WHAT IS BEING ASKED: Work out how many lines of the material below mention the word "запаху"; reply with the number only.

### MATERIAL FOR THIS EXERCISE

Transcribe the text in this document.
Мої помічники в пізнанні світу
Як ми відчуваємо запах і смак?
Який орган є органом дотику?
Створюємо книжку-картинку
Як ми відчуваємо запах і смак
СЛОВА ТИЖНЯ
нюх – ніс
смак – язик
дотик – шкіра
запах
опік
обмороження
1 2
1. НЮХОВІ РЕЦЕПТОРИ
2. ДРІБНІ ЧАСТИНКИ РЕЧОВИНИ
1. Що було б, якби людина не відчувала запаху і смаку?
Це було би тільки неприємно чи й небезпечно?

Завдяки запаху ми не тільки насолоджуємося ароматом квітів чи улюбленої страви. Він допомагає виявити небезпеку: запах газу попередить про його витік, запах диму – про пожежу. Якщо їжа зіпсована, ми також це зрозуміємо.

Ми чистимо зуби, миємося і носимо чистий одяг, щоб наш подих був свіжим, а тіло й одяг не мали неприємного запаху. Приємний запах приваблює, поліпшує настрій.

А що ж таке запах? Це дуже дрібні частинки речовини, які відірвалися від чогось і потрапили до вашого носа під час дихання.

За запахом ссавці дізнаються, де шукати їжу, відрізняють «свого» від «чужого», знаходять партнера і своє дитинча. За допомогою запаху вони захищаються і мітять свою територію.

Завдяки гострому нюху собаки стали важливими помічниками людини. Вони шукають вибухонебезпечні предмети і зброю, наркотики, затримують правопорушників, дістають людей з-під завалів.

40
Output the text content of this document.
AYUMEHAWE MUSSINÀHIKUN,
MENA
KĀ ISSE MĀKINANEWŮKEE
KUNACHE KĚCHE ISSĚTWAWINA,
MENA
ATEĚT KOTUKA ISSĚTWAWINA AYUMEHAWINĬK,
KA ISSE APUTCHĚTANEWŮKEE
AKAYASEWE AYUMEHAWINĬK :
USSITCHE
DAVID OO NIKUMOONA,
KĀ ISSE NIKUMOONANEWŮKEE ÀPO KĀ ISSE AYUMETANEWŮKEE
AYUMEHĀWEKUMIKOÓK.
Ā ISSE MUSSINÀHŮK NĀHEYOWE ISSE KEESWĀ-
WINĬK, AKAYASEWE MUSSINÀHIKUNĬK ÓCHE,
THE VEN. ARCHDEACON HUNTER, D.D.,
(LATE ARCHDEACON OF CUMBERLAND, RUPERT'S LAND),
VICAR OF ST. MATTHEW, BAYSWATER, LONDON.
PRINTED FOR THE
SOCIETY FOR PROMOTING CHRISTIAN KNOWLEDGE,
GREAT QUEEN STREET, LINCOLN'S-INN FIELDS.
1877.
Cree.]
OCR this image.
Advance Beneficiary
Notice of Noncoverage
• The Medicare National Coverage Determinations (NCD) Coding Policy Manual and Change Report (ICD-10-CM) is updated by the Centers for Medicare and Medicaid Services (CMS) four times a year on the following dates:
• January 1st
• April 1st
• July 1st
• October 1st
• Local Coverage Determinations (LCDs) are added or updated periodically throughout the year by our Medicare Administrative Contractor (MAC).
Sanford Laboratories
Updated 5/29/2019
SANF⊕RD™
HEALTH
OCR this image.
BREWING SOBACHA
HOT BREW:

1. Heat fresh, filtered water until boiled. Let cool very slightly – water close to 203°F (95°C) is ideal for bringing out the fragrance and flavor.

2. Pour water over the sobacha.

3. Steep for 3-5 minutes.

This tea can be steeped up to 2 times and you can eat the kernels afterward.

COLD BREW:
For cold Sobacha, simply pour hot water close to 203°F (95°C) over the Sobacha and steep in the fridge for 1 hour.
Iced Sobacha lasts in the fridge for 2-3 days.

######

RESPONSE: 4